▸ Direction
Look through the data below. Collect every line where the word "Turn" occurs.

▸ Data for processing
+ + + + + + +
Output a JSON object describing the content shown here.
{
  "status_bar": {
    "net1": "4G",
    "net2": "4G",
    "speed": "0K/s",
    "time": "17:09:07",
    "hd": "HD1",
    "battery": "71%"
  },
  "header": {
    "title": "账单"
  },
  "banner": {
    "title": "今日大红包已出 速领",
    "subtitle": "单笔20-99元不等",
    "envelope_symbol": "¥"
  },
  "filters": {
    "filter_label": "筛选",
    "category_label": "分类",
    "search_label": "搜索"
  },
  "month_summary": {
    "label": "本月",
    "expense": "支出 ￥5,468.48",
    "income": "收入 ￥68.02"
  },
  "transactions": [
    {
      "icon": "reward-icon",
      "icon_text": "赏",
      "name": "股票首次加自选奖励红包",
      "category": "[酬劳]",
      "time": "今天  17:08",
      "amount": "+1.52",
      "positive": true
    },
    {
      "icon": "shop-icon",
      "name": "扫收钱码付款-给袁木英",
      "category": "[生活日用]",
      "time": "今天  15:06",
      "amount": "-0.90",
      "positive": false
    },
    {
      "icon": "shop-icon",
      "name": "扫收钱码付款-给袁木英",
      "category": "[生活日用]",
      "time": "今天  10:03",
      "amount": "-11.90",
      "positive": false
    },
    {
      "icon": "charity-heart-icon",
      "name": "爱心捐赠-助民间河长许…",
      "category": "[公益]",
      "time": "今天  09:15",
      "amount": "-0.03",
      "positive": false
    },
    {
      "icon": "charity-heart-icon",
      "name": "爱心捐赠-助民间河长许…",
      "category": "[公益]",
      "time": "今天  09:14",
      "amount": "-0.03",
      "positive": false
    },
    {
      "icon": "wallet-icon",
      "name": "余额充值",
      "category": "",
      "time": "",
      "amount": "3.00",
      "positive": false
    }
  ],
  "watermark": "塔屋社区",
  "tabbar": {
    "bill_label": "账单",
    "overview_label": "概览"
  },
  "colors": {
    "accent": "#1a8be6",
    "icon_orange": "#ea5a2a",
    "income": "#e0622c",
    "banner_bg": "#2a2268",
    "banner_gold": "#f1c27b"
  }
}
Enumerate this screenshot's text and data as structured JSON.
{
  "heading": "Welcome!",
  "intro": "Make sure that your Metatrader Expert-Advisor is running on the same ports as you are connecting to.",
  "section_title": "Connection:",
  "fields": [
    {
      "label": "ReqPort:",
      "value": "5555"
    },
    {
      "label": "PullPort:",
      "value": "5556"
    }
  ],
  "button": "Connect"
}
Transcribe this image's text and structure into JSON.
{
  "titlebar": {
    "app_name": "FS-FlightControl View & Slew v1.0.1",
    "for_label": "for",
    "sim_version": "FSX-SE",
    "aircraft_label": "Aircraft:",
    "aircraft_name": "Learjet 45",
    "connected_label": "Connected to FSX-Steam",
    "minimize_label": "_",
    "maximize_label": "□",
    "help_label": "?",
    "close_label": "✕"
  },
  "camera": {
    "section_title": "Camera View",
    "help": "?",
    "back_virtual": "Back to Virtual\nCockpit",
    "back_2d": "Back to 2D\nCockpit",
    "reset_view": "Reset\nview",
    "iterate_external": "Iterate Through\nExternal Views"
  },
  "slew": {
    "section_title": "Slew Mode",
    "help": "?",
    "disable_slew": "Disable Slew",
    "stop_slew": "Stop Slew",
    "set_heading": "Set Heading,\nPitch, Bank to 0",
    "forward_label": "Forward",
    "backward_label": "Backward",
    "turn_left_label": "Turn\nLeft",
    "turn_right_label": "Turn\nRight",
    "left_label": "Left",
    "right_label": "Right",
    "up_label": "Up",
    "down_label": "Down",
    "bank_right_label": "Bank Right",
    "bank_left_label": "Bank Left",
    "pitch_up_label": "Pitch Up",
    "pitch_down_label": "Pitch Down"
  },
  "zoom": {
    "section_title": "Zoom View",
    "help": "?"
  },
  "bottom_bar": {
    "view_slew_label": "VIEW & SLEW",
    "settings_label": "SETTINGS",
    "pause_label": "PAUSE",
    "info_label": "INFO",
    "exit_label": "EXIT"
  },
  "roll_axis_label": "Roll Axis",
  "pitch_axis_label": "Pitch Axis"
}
+ + + + + + +
▸ In response
    "turn_left_label": "Turn\nLeft",
    "turn_right_label": "Turn\nRight",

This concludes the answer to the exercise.